** Given passage follows **

Background information
- Born: February 5, 1975 (age 51)
- Origin: Ukiah, California, United States
- Genres: Alternative rock; punk rock; hardcore punk;
- Occupation: Musician
- Instrument: Drums
- Years active: 1991–present

= Adam Carson =

American musician (born 1975)

Adam Alexander Carson (born February 5, 1975) is an American musician who is the drummer of the alternative rock band AFI. He and Davey Havok are the two original members left in the lineup. Carson also filled in as drummer for the psychobilly band Tiger Army. His drumming can be found on Tiger Army's Early Years EP as well as their debut album Tiger Army. Carson was also a member of Influence 13 – a band formed by Nick 13, Jade Puget (who joined AFI in 1998), Geoff Kresge (who left AFI in 1996), and two other friends.

==Biography==
Adam Carson was raised in Ukiah, California, along with fellow AFI members Davey Havok and Jade Puget, and former members Geoff Kresge and Mark Stopholese. AFI has been described as a Bay Area band that is "one of the top hardcore/post-punk acts in the San Francisco Bay Area." Carson acquired an interest in music as early as age three, by which time he had amassed a small collection of 45-rpm records. As a toddler, Carson would also drag pots and pans out of his kitchen and assemble them into a drum set.

Carson's aspirations to be a drummer in a band were realized when he was eight or nine years old. He recalls, "I came home from the record store with Def Leppard's Pyromania, as well as a poster of them performing live. I remember listening to the record and looking at the poster on my wall and thinking that being in a rock band must be the best thing ever."

** End of Given passage **
** Data follows **

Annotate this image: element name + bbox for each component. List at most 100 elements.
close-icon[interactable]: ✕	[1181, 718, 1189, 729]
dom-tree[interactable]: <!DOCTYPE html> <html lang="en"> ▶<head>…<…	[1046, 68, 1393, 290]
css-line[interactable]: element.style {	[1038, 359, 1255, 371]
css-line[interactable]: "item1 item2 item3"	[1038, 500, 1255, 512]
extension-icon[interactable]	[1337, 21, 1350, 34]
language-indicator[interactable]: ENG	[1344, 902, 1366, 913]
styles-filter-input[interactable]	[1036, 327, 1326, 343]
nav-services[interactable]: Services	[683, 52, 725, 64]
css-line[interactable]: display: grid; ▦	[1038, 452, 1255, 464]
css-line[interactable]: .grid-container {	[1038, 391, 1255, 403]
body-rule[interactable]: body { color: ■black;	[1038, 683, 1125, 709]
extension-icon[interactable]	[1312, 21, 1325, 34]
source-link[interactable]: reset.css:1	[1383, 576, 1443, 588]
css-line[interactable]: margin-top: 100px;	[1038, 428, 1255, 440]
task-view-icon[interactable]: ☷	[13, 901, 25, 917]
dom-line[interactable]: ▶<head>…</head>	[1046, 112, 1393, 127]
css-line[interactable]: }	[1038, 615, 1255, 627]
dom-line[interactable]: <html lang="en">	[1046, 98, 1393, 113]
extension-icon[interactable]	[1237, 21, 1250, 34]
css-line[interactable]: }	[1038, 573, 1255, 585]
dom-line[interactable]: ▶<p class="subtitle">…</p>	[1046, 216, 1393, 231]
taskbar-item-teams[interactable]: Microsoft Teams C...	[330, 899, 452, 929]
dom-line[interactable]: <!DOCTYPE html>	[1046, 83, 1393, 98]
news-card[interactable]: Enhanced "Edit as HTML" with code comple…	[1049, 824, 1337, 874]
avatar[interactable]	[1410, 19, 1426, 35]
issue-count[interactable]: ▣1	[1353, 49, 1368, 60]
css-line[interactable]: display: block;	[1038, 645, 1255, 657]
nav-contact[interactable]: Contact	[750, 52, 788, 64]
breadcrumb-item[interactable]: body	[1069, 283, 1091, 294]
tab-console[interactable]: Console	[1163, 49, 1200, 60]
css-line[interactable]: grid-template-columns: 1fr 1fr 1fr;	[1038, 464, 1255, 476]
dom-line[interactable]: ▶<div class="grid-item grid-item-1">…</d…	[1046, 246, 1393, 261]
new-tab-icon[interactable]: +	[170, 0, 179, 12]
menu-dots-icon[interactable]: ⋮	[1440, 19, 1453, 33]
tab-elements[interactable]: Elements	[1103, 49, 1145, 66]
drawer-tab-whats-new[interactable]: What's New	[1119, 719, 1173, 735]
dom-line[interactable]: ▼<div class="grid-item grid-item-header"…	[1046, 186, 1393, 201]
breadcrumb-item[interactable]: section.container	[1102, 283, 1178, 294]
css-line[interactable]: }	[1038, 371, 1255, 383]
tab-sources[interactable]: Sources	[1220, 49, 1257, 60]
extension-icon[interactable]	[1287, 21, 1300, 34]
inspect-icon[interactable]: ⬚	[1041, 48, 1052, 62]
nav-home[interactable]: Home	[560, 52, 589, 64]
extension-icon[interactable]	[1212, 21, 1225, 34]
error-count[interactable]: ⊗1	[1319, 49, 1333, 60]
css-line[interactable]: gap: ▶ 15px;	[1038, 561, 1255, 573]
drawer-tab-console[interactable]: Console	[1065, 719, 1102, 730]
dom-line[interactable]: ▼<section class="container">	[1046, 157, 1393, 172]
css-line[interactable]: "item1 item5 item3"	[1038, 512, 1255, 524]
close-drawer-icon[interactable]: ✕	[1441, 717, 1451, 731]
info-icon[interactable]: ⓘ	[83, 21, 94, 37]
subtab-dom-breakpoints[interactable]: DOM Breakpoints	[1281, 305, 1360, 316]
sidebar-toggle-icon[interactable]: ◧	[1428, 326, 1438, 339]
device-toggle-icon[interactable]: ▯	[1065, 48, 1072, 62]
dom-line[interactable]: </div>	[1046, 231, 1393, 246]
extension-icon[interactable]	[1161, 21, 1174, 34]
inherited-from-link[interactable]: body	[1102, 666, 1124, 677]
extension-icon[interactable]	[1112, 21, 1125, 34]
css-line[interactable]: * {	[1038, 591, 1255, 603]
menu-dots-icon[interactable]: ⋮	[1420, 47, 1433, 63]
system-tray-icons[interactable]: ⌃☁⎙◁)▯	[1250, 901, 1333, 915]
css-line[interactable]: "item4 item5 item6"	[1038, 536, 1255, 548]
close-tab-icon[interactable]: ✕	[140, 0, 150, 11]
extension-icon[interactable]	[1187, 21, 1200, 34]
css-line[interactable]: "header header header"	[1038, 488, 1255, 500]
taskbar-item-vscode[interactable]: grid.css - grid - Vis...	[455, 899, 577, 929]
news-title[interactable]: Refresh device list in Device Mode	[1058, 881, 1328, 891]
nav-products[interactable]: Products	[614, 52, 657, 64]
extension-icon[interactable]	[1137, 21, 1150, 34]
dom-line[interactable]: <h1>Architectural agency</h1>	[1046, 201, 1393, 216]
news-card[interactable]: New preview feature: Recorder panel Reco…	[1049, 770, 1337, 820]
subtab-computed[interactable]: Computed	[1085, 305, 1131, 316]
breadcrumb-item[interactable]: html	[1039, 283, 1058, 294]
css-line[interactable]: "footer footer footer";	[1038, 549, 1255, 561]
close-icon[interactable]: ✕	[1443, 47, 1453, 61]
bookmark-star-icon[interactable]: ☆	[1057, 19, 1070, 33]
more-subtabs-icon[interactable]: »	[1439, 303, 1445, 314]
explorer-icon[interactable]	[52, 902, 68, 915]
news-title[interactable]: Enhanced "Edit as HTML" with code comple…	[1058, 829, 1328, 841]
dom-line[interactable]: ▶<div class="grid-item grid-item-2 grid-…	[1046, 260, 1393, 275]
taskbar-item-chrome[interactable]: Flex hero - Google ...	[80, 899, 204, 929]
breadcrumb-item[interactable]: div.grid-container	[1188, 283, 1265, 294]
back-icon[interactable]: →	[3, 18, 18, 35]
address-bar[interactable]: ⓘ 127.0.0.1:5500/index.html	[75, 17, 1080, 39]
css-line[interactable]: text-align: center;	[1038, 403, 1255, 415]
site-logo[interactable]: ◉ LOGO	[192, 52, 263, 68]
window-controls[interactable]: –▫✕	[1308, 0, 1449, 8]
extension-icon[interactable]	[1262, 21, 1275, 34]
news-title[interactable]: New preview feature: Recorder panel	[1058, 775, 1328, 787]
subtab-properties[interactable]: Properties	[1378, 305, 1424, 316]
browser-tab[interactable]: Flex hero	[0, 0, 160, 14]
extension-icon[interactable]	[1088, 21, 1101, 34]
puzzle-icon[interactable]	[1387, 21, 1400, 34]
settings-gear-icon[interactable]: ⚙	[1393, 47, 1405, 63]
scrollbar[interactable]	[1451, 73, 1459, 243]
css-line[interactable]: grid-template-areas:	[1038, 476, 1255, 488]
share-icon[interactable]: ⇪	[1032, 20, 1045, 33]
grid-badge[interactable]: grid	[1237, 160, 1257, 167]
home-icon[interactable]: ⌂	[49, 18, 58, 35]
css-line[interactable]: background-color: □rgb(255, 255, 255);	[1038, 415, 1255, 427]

** End of Data **

[Assignment]:
Copy out the full Adam Carson article exactly as it appears above the listing, keeping every line.

[Answer for the task]:
Background information
- Born: February 5, 1975 (age 51)
- Origin: Ukiah, California, United States
- Genres: Alternative rock; punk rock; hardcore punk;
- Occupation: Musician
- Instrument: Drums
- Years active: 1991–present

= Adam Carson =

American musician (born 1975)

Adam Alexander Carson (born February 5, 1975) is an American musician who is the drummer of the alternative rock band AFI. He and Davey Havok are the two original members left in the lineup. Carson also filled in as drummer for the psychobilly band Tiger Army. His drumming can be found on Tiger Army's Early Years EP as well as their debut album Tiger Army. Carson was also a member of Influence 13 – a band formed by Nick 13, Jade Puget (who joined AFI in 1998), Geoff Kresge (who left AFI in 1996), and two other friends.

==Biography==
Adam Carson was raised in Ukiah, California, along with fellow AFI members Davey Havok and Jade Puget, and former members Geoff Kresge and Mark Stopholese. AFI has been described as a Bay Area band that is "one of the top hardcore/post-punk acts in the San Francisco Bay Area." Carson acquired an interest in music as early as age three, by which time he had amassed a small collection of 45-rpm records. As a toddler, Carson would also drag pots and pans out of his kitchen and assemble them into a drum set.

Carson's aspirations to be a drummer in a band were realized when he was eight or nine years old. He recalls, "I came home from the record store with Def Leppard's Pyromania, as well as a poster of them performing live. I remember listening to the record and looking at the poster on my wall and thinking that being in a rock band must be the best thing ever."